Write out, verbatim, the item lines from the one containing "Text: 土木在线: 土木在线 (413, 282, 433, 291)" through the one containing "Circle shape (399, 82, 405, 88)", both included.

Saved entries
"""
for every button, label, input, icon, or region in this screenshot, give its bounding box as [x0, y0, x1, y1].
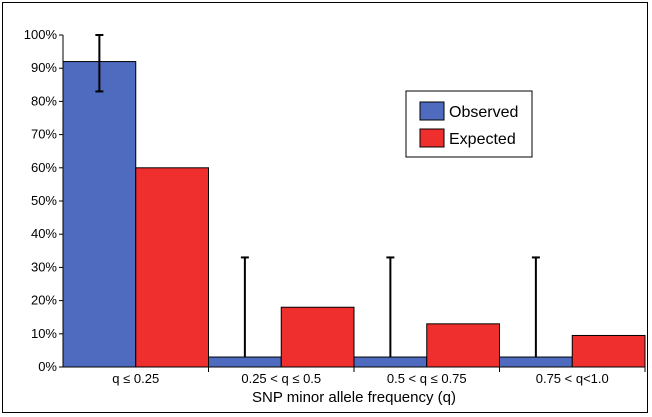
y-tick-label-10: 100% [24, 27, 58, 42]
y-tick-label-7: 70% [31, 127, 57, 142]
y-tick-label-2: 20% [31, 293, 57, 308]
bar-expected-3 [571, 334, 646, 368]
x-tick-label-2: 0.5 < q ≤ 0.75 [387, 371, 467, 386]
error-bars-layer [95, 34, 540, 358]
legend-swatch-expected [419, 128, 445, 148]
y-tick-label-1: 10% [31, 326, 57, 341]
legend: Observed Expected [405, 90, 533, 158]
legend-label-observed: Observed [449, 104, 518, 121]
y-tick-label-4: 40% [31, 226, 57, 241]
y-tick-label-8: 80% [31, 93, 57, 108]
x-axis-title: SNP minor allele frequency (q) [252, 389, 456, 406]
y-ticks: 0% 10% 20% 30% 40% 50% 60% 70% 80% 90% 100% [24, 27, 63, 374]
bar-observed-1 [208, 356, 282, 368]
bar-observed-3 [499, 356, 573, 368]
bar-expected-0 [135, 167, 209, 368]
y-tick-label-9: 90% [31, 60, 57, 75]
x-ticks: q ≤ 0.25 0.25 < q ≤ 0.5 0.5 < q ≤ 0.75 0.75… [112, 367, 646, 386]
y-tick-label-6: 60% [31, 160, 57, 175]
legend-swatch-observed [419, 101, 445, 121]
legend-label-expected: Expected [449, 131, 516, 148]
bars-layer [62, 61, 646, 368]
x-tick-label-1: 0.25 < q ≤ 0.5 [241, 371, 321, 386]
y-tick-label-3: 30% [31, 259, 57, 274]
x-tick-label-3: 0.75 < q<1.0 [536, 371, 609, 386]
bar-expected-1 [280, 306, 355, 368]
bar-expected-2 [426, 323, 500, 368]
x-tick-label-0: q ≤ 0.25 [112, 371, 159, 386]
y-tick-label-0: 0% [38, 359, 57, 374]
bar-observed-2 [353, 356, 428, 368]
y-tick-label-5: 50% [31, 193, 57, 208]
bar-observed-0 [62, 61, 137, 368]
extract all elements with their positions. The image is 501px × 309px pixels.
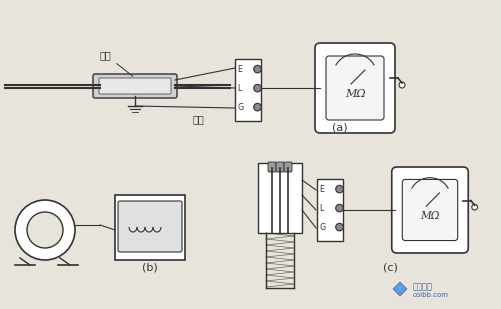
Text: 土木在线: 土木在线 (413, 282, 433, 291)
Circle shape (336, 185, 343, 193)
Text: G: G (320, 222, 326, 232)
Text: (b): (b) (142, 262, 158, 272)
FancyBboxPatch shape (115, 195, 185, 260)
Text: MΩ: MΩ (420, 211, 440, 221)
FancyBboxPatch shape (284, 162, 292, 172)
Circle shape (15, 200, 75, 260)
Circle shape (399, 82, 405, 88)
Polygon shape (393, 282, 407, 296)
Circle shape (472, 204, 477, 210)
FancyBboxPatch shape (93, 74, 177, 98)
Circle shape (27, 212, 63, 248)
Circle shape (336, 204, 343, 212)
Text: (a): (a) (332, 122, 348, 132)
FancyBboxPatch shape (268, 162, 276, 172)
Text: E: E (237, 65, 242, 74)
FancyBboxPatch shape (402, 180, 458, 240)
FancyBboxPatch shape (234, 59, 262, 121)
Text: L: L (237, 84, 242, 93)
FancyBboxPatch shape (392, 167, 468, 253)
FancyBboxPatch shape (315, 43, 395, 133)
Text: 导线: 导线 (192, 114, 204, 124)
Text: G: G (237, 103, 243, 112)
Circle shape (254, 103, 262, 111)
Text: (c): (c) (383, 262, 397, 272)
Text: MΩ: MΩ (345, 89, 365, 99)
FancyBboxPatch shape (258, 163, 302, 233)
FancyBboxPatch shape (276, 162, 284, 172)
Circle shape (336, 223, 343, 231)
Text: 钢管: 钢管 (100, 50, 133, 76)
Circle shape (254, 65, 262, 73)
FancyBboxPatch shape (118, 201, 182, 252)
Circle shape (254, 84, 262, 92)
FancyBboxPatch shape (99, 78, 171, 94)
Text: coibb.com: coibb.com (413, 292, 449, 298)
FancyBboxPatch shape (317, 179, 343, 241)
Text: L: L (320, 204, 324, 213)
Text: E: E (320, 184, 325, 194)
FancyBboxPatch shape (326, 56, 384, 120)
"""
"""
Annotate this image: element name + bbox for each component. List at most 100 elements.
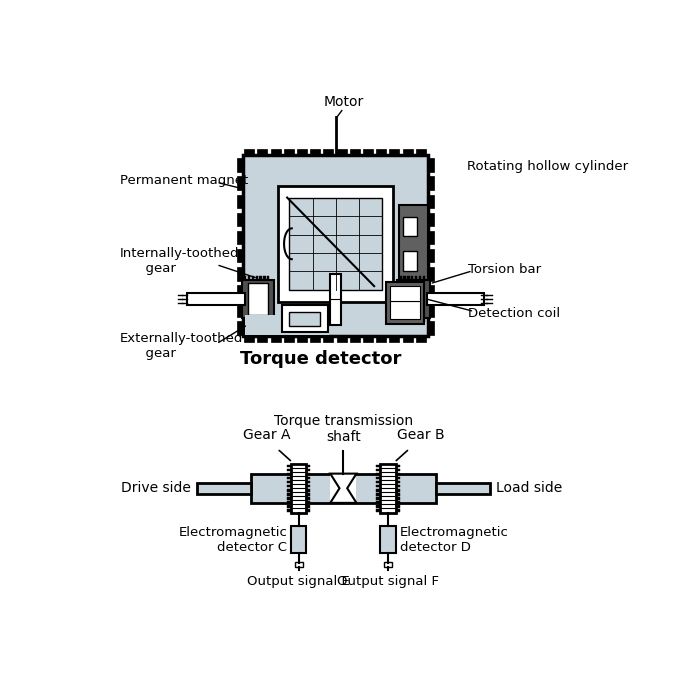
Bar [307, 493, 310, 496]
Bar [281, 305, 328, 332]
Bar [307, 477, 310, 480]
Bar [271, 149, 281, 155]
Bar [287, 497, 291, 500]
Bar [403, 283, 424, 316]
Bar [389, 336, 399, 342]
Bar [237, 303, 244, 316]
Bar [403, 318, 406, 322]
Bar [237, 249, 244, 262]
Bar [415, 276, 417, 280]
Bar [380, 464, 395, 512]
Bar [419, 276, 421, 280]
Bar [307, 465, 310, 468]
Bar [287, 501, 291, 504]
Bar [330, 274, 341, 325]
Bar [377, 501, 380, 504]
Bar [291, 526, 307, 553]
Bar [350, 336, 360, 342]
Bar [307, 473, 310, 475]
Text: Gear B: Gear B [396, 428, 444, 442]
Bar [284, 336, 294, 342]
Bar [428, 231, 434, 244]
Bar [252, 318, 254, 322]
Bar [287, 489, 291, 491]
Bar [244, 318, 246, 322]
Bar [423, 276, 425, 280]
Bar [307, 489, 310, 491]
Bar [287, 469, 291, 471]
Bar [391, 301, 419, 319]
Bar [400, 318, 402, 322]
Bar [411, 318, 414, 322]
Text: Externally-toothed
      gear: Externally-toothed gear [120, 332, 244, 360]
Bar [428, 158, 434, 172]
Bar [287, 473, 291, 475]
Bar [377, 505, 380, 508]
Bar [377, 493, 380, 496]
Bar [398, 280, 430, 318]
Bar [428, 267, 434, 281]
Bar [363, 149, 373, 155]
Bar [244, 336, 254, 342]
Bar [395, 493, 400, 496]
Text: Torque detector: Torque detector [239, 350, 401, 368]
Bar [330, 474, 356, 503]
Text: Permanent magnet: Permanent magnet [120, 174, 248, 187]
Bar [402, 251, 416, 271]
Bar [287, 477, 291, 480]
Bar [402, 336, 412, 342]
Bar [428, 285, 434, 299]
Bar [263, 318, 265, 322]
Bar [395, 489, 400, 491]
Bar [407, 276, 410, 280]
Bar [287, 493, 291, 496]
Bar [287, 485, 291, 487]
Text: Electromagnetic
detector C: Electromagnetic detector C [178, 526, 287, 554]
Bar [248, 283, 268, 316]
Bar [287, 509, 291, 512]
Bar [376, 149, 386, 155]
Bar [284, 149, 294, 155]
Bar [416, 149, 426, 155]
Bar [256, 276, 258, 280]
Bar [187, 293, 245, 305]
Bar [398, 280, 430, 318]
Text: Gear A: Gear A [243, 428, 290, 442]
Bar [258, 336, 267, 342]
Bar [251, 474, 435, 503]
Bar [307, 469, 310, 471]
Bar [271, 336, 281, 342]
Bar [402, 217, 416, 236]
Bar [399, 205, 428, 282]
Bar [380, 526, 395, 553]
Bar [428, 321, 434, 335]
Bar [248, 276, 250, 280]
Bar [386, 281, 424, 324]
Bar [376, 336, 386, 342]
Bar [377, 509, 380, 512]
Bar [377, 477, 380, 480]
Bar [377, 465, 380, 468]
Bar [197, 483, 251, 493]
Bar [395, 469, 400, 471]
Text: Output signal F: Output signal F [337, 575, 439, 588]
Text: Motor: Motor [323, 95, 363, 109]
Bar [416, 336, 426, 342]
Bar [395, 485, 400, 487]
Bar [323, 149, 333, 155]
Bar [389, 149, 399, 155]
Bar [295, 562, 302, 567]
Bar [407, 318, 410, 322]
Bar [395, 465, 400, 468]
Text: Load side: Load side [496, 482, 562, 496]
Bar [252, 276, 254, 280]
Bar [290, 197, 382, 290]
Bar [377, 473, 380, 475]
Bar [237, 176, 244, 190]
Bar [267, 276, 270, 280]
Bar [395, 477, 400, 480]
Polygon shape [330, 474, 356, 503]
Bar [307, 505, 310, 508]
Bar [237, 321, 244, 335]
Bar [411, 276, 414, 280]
"""
"""
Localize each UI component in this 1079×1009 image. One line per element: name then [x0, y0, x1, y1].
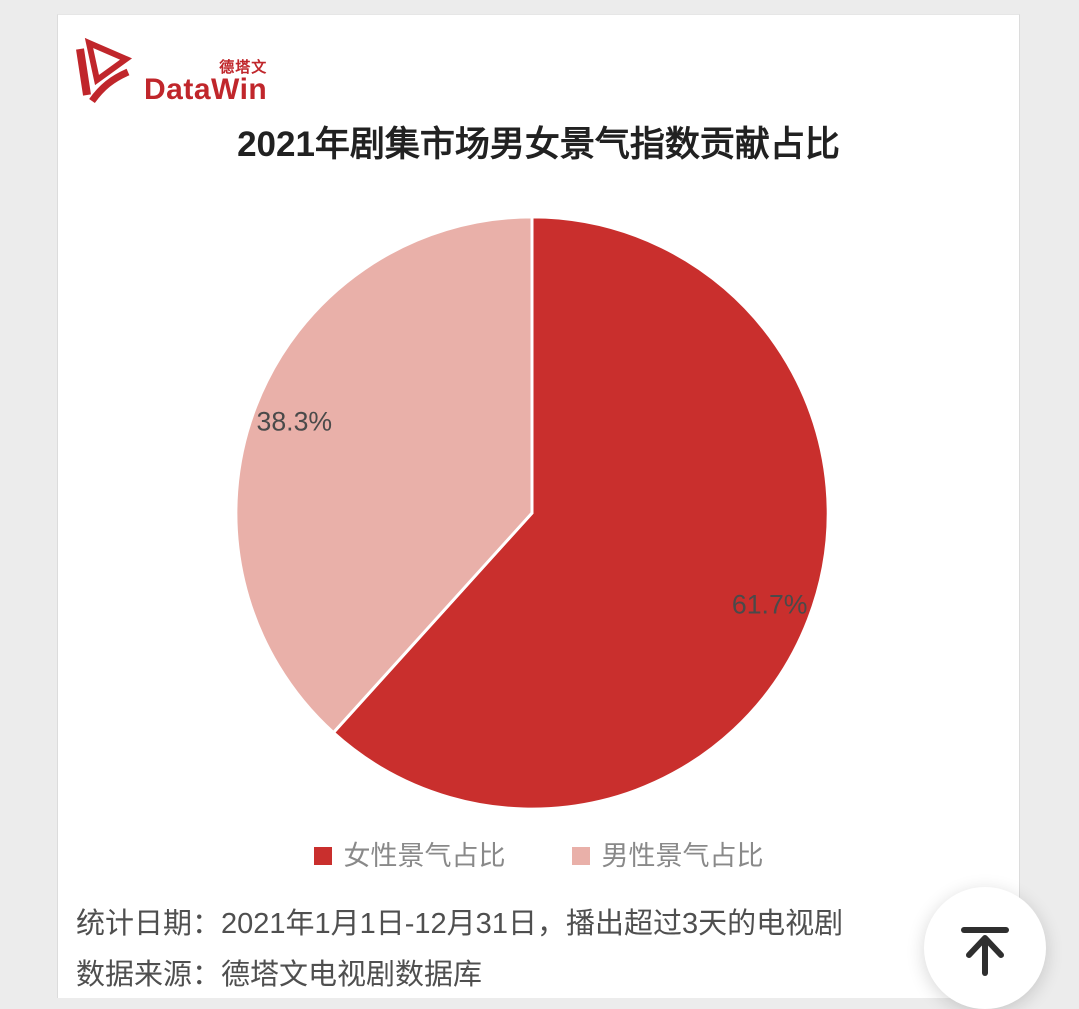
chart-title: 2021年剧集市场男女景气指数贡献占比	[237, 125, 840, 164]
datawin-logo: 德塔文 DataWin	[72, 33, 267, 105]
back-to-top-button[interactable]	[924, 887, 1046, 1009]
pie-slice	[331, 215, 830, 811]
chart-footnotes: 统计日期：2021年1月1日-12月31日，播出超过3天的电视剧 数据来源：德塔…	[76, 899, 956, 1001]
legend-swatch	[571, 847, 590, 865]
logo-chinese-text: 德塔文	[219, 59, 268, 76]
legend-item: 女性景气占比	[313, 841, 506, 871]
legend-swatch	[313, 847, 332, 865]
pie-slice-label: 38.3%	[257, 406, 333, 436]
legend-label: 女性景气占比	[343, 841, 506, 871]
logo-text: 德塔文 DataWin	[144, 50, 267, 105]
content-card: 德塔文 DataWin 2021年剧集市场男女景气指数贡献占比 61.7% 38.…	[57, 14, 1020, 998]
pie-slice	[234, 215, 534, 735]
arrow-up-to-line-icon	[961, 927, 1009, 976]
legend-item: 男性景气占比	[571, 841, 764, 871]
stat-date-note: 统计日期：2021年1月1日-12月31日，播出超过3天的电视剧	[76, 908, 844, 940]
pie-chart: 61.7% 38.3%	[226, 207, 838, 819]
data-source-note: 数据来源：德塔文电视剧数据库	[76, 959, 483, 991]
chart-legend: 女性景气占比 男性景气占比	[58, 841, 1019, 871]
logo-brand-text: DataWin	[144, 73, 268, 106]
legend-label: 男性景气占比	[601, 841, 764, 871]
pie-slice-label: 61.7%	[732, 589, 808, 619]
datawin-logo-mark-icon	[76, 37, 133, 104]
"""
▸ **Expected answer**
Text: 土木在线: 土木在线 (413, 282, 433, 291)
Circle shape (336, 185, 343, 193)
Text: G: G (320, 222, 326, 232)
Text: (b): (b) (142, 262, 158, 272)
FancyBboxPatch shape (115, 195, 185, 260)
Text: MΩ: MΩ (420, 211, 440, 221)
FancyBboxPatch shape (284, 162, 292, 172)
Circle shape (15, 200, 75, 260)
Circle shape (399, 82, 405, 88)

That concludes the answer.